— BEGIN —
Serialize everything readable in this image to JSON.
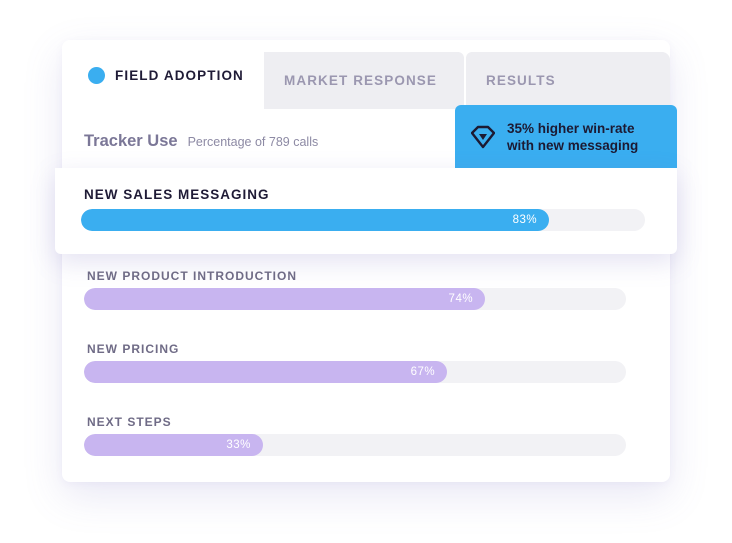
{
  "tabs": [
    {
      "label": "FIELD ADOPTION",
      "active": true
    },
    {
      "label": "MARKET RESPONSE",
      "active": false
    },
    {
      "label": "RESULTS",
      "active": false
    }
  ],
  "tracker": {
    "title": "Tracker Use",
    "subtitle": "Percentage of 789 calls"
  },
  "callout": {
    "line1": "35% higher win-rate",
    "line2": "with new messaging",
    "icon": "gem-icon"
  },
  "colors": {
    "accent": "#3aaef0",
    "purple": "#c8b5f0",
    "track": "#f2f2f5"
  },
  "bars": [
    {
      "label": "NEW SALES MESSAGING",
      "value": 83,
      "value_label": "83%"
    },
    {
      "label": "NEW PRODUCT INTRODUCTION",
      "value": 74,
      "value_label": "74%"
    },
    {
      "label": "NEW PRICING",
      "value": 67,
      "value_label": "67%"
    },
    {
      "label": "NEXT STEPS",
      "value": 33,
      "value_label": "33%"
    }
  ]
}
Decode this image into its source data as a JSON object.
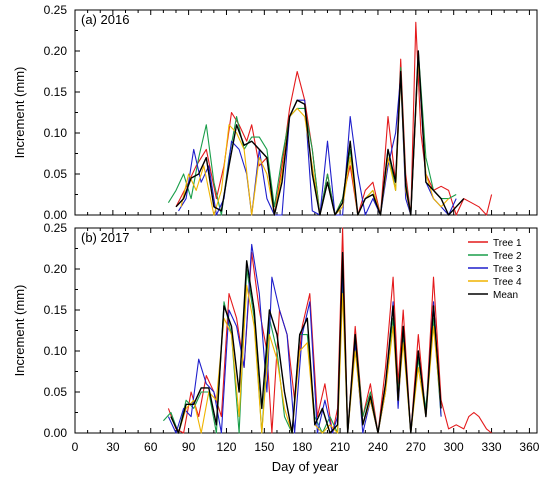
{
  "xlabel": "Day of year",
  "colors": {
    "Tree 1": "#e41a1c",
    "Tree 2": "#1a9e4a",
    "Tree 3": "#1f1fcc",
    "Tree 4": "#f0b400",
    "Mean": "#000000"
  },
  "chart_data": [
    {
      "type": "line",
      "panel_label": "(a)   2016",
      "ylabel": "Increment (mm)",
      "xlim": [
        0,
        366
      ],
      "ylim": [
        0,
        0.25
      ],
      "xticks": [
        "0",
        "30",
        "60",
        "90",
        "120",
        "150",
        "180",
        "210",
        "240",
        "270",
        "300",
        "330",
        "360"
      ],
      "yticks": [
        "0.00",
        "0.05",
        "0.10",
        "0.15",
        "0.20",
        "0.25"
      ],
      "series": [
        {
          "name": "Tree 1",
          "x": [
            80,
            90,
            96,
            104,
            112,
            118,
            124,
            130,
            136,
            140,
            146,
            152,
            158,
            164,
            170,
            176,
            182,
            188,
            194,
            200,
            206,
            212,
            218,
            224,
            230,
            236,
            242,
            248,
            254,
            258,
            262,
            266,
            270,
            274,
            278,
            284,
            290,
            296,
            302,
            308,
            314,
            320,
            326,
            330
          ],
          "y": [
            0.01,
            0.04,
            0.06,
            0.08,
            0.02,
            0.06,
            0.125,
            0.11,
            0.09,
            0.11,
            0.06,
            0.07,
            0.0,
            0.06,
            0.13,
            0.175,
            0.14,
            0.08,
            0.0,
            0.05,
            0.0,
            0.02,
            0.06,
            0.0,
            0.03,
            0.04,
            0.0,
            0.12,
            0.04,
            0.19,
            0.05,
            0.0,
            0.235,
            0.1,
            0.05,
            0.03,
            0.035,
            0.03,
            0.0,
            0.02,
            0.015,
            0.01,
            0.0,
            0.025
          ]
        },
        {
          "name": "Tree 2",
          "x": [
            74,
            80,
            86,
            92,
            98,
            104,
            110,
            116,
            122,
            128,
            134,
            140,
            146,
            152,
            158,
            164,
            170,
            176,
            182,
            188,
            194,
            200,
            206,
            212,
            218,
            224,
            230,
            236,
            242,
            248,
            254,
            258,
            262,
            266,
            272,
            278,
            284,
            290,
            296,
            302
          ],
          "y": [
            0.015,
            0.03,
            0.05,
            0.02,
            0.07,
            0.11,
            0.04,
            0.0,
            0.07,
            0.12,
            0.08,
            0.095,
            0.095,
            0.08,
            0.01,
            0.07,
            0.12,
            0.13,
            0.13,
            0.08,
            0.0,
            0.05,
            0.0,
            0.02,
            0.08,
            0.0,
            0.02,
            0.03,
            0.0,
            0.08,
            0.03,
            0.18,
            0.04,
            0.0,
            0.2,
            0.07,
            0.03,
            0.02,
            0.02,
            0.025
          ]
        },
        {
          "name": "Tree 3",
          "x": [
            82,
            88,
            94,
            100,
            106,
            112,
            118,
            124,
            130,
            136,
            140,
            146,
            152,
            158,
            164,
            170,
            176,
            182,
            188,
            194,
            200,
            206,
            212,
            218,
            224,
            230,
            236,
            242,
            248,
            254,
            258,
            262,
            266,
            272,
            278,
            284,
            290,
            296,
            302
          ],
          "y": [
            0.005,
            0.02,
            0.08,
            0.04,
            0.06,
            0.0,
            0.02,
            0.09,
            0.08,
            0.05,
            0.0,
            0.08,
            0.02,
            0.0,
            0.0,
            0.12,
            0.14,
            0.14,
            0.005,
            0.0,
            0.09,
            0.0,
            0.0,
            0.12,
            0.05,
            0.0,
            0.02,
            0.0,
            0.06,
            0.1,
            0.17,
            0.02,
            0.0,
            0.19,
            0.04,
            0.02,
            0.01,
            0.0,
            0.02
          ]
        },
        {
          "name": "Tree 4",
          "x": [
            84,
            90,
            96,
            102,
            110,
            116,
            122,
            128,
            134,
            140,
            146,
            152,
            158,
            164,
            170,
            176,
            182,
            188,
            194,
            200,
            206,
            212,
            218,
            224,
            230,
            236,
            242,
            248,
            254,
            258,
            262,
            266,
            272,
            278,
            284,
            290,
            296
          ],
          "y": [
            0.01,
            0.05,
            0.03,
            0.06,
            0.0,
            0.03,
            0.11,
            0.1,
            0.08,
            0.0,
            0.07,
            0.05,
            0.0,
            0.05,
            0.12,
            0.13,
            0.12,
            0.06,
            0.0,
            0.04,
            0.0,
            0.01,
            0.07,
            0.0,
            0.02,
            0.03,
            0.0,
            0.07,
            0.03,
            0.17,
            0.03,
            0.0,
            0.19,
            0.05,
            0.02,
            0.01,
            0.02
          ]
        },
        {
          "name": "Mean",
          "x": [
            80,
            86,
            92,
            98,
            104,
            110,
            116,
            122,
            128,
            134,
            140,
            146,
            152,
            158,
            164,
            170,
            176,
            182,
            188,
            194,
            200,
            206,
            212,
            218,
            224,
            230,
            236,
            242,
            248,
            254,
            258,
            262,
            266,
            272,
            278,
            284,
            290,
            296,
            302,
            308
          ],
          "y": [
            0.01,
            0.02,
            0.045,
            0.05,
            0.07,
            0.01,
            0.005,
            0.06,
            0.11,
            0.085,
            0.09,
            0.08,
            0.07,
            0.0,
            0.04,
            0.12,
            0.14,
            0.135,
            0.05,
            0.0,
            0.04,
            0.0,
            0.015,
            0.09,
            0.0,
            0.02,
            0.025,
            0.0,
            0.08,
            0.04,
            0.175,
            0.035,
            0.0,
            0.2,
            0.04,
            0.03,
            0.02,
            0.0,
            0.01,
            0.02
          ]
        }
      ]
    },
    {
      "type": "line",
      "panel_label": "(b)   2017",
      "ylabel": "Increment (mm)",
      "xlim": [
        0,
        366
      ],
      "ylim": [
        0,
        0.25
      ],
      "xticks": [
        "0",
        "30",
        "60",
        "90",
        "120",
        "150",
        "180",
        "210",
        "240",
        "270",
        "300",
        "330",
        "360"
      ],
      "yticks": [
        "0.00",
        "0.05",
        "0.10",
        "0.15",
        "0.20",
        "0.25"
      ],
      "legend": [
        "Tree 1",
        "Tree 2",
        "Tree 3",
        "Tree 4",
        "Mean"
      ],
      "series": [
        {
          "name": "Tree 1",
          "x": [
            74,
            80,
            86,
            92,
            98,
            104,
            110,
            116,
            122,
            128,
            134,
            140,
            146,
            152,
            156,
            162,
            168,
            174,
            180,
            186,
            192,
            198,
            204,
            208,
            212,
            216,
            222,
            228,
            234,
            240,
            246,
            252,
            256,
            260,
            266,
            272,
            278,
            284,
            290,
            296,
            302,
            308,
            312,
            316,
            320,
            326,
            330
          ],
          "y": [
            0.03,
            0.005,
            0.0,
            0.05,
            0.02,
            0.07,
            0.05,
            0.02,
            0.17,
            0.14,
            0.08,
            0.22,
            0.15,
            0.1,
            0.0,
            0.15,
            0.12,
            0.04,
            0.13,
            0.17,
            0.02,
            0.06,
            0.0,
            0.03,
            0.25,
            0.0,
            0.13,
            0.02,
            0.06,
            0.0,
            0.08,
            0.19,
            0.06,
            0.15,
            0.0,
            0.12,
            0.02,
            0.19,
            0.04,
            0.005,
            0.01,
            0.005,
            0.02,
            0.025,
            0.02,
            0.005,
            0.0
          ]
        },
        {
          "name": "Tree 2",
          "x": [
            70,
            76,
            82,
            88,
            94,
            100,
            106,
            112,
            118,
            124,
            130,
            136,
            142,
            148,
            154,
            160,
            166,
            172,
            178,
            184,
            190,
            196,
            202,
            208,
            212,
            216,
            222,
            228,
            234,
            240,
            246,
            252,
            256,
            260,
            266,
            272,
            278,
            284,
            290
          ],
          "y": [
            0.015,
            0.025,
            0.0,
            0.04,
            0.03,
            0.05,
            0.05,
            0.0,
            0.16,
            0.12,
            0.0,
            0.2,
            0.14,
            0.0,
            0.14,
            0.1,
            0.02,
            0.0,
            0.12,
            0.12,
            0.02,
            0.0,
            0.02,
            0.0,
            0.19,
            0.0,
            0.12,
            0.02,
            0.05,
            0.0,
            0.06,
            0.14,
            0.05,
            0.12,
            0.0,
            0.09,
            0.03,
            0.14,
            0.02
          ]
        },
        {
          "name": "Tree 3",
          "x": [
            74,
            80,
            86,
            92,
            98,
            104,
            110,
            116,
            122,
            128,
            134,
            140,
            146,
            152,
            156,
            162,
            168,
            174,
            180,
            186,
            192,
            198,
            204,
            208,
            212,
            216,
            222,
            228,
            234,
            240,
            246,
            252,
            256,
            260,
            266,
            272,
            278,
            284,
            290
          ],
          "y": [
            0.02,
            0.0,
            0.03,
            0.02,
            0.09,
            0.06,
            0.05,
            0.0,
            0.15,
            0.13,
            0.08,
            0.23,
            0.17,
            0.05,
            0.19,
            0.15,
            0.12,
            0.0,
            0.12,
            0.16,
            0.0,
            0.04,
            0.0,
            0.02,
            0.2,
            0.0,
            0.11,
            0.0,
            0.04,
            0.0,
            0.05,
            0.16,
            0.03,
            0.13,
            0.0,
            0.1,
            0.02,
            0.16,
            0.02
          ]
        },
        {
          "name": "Tree 4",
          "x": [
            76,
            82,
            88,
            94,
            100,
            106,
            112,
            118,
            124,
            130,
            136,
            142,
            148,
            154,
            160,
            166,
            172,
            178,
            184,
            190,
            196,
            202,
            208,
            212,
            216,
            222,
            228,
            234,
            240,
            246,
            252,
            256,
            260,
            266,
            272,
            278,
            284,
            290
          ],
          "y": [
            0.02,
            0.0,
            0.03,
            0.04,
            0.0,
            0.05,
            0.04,
            0.14,
            0.12,
            0.02,
            0.18,
            0.13,
            0.0,
            0.12,
            0.09,
            0.03,
            0.0,
            0.1,
            0.11,
            0.01,
            0.0,
            0.01,
            0.0,
            0.17,
            0.0,
            0.1,
            0.01,
            0.04,
            0.0,
            0.05,
            0.13,
            0.04,
            0.11,
            0.0,
            0.08,
            0.02,
            0.13,
            0.03
          ]
        },
        {
          "name": "Mean",
          "x": [
            76,
            82,
            88,
            94,
            100,
            106,
            112,
            118,
            124,
            130,
            136,
            142,
            148,
            154,
            160,
            166,
            172,
            178,
            184,
            190,
            196,
            202,
            208,
            212,
            216,
            222,
            228,
            234,
            240,
            246,
            252,
            256,
            260,
            266,
            272,
            278,
            284,
            290
          ],
          "y": [
            0.02,
            0.0,
            0.035,
            0.035,
            0.055,
            0.055,
            0.01,
            0.155,
            0.13,
            0.05,
            0.21,
            0.15,
            0.03,
            0.15,
            0.12,
            0.05,
            0.0,
            0.12,
            0.14,
            0.01,
            0.03,
            0.0,
            0.01,
            0.22,
            0.0,
            0.12,
            0.01,
            0.045,
            0.0,
            0.06,
            0.155,
            0.04,
            0.13,
            0.0,
            0.1,
            0.02,
            0.155,
            0.03
          ]
        }
      ]
    }
  ]
}
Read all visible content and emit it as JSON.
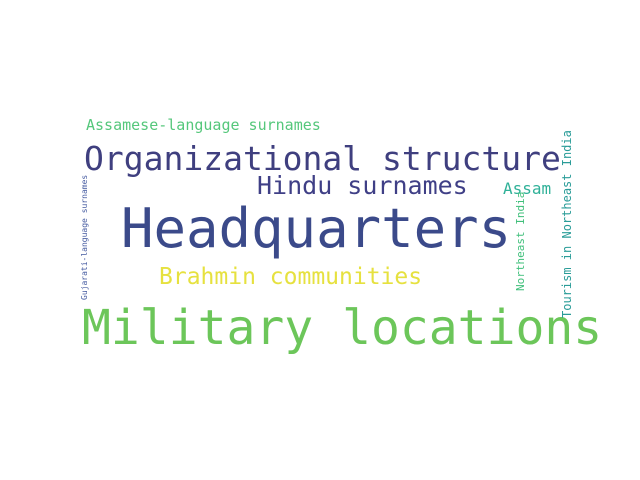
{
  "words": [
    {
      "text": "Headquarters",
      "color": "#3b4a8a"
    },
    {
      "text": "Military locations",
      "color": "#6cc65a"
    },
    {
      "text": "Organizational structure",
      "color": "#3f3f7f"
    },
    {
      "text": "Hindu surnames",
      "color": "#3f3f86"
    },
    {
      "text": "Brahmin communities",
      "color": "#e6e13f"
    },
    {
      "text": "Assamese-language surnames",
      "color": "#55c77b"
    },
    {
      "text": "Assam",
      "color": "#2fb198"
    },
    {
      "text": "Northeast India",
      "color": "#3fbf7a"
    },
    {
      "text": "Tourism in Northeast India",
      "color": "#2a9c98"
    },
    {
      "text": "Gujarati-language surnames",
      "color": "#445aa0"
    }
  ]
}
— END —
#### Prompt:
Gather from the data above every line with the string "language".

#### Expected output:
      "text": "Assamese-language surnames",
      "text": "Gujarati-language surnames",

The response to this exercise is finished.